## BEGIN RECORDS SHOWN

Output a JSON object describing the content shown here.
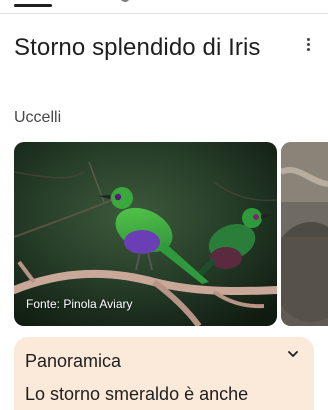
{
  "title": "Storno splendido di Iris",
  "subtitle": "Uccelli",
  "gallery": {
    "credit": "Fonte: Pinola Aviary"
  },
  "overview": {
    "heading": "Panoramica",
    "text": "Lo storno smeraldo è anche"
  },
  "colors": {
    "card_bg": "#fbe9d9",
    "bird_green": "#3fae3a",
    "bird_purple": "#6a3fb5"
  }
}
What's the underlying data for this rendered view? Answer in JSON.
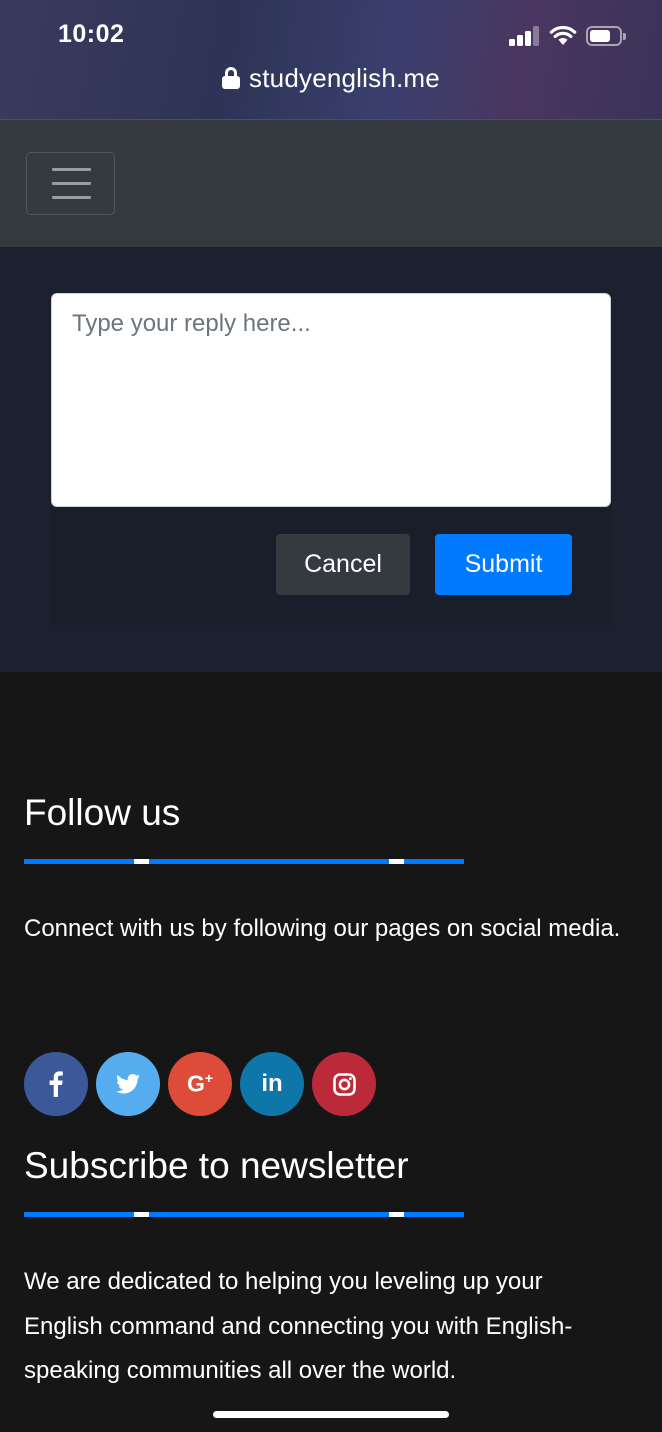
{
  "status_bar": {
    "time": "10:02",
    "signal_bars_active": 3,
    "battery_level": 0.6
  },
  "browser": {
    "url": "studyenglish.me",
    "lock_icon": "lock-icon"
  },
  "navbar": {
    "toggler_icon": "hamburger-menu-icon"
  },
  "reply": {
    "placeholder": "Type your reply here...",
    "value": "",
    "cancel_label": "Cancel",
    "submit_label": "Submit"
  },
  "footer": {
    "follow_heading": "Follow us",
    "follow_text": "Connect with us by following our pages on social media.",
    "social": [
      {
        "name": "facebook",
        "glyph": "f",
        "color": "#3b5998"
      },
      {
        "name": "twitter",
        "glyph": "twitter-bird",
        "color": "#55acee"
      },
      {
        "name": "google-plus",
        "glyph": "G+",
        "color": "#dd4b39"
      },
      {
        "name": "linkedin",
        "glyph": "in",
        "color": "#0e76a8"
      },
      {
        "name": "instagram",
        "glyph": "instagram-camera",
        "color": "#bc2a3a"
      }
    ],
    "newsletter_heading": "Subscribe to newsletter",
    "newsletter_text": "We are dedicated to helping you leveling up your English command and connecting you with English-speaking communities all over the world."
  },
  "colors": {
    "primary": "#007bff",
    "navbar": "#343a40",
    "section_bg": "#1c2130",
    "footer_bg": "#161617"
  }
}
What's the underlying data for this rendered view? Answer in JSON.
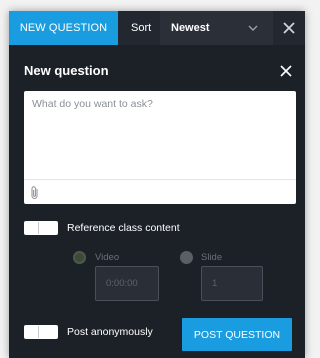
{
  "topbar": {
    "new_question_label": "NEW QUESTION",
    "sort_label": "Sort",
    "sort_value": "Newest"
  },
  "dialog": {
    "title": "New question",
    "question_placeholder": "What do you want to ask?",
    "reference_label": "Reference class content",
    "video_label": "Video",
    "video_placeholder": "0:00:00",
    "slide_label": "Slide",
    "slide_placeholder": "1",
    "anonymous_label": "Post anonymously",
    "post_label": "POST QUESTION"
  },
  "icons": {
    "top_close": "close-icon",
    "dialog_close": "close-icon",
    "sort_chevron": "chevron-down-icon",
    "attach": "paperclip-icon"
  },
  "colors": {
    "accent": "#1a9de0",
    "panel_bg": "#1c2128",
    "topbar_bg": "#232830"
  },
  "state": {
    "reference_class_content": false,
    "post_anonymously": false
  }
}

## END RECORDS SHOWN
## BEGIN RECORDS SHOWN

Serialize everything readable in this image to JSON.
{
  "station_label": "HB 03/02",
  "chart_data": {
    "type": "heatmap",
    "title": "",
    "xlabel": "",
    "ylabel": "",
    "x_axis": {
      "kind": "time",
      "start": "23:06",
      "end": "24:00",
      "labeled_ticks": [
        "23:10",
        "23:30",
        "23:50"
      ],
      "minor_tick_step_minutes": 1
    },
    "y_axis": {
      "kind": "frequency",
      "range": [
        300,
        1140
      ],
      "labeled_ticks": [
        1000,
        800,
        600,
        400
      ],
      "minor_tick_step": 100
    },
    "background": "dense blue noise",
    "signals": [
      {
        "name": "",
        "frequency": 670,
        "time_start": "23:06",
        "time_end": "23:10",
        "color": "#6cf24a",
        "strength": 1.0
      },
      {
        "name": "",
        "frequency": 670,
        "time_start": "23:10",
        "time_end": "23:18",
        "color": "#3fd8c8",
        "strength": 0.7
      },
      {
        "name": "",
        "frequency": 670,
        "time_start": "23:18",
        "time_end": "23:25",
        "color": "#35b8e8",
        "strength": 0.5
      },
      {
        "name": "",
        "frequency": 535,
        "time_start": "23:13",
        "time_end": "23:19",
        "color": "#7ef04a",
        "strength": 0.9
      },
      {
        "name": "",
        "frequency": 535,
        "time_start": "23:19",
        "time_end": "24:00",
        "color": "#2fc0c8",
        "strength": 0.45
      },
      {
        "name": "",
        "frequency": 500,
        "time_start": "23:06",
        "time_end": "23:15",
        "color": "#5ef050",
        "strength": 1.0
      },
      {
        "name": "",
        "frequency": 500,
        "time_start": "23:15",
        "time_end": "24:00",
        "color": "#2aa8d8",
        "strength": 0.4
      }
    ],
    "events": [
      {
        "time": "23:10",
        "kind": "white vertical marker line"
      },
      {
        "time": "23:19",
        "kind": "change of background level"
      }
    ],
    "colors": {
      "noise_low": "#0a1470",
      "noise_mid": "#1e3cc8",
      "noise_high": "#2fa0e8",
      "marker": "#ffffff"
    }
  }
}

## END RECORDS SHOWN

■ **JOB**
Select every line of the material above holding the word "here" and copy it.

■ **FULL SOLUTION**
Output a JSON object describing the content shown here.
    "placeholder": "Type your reply here...",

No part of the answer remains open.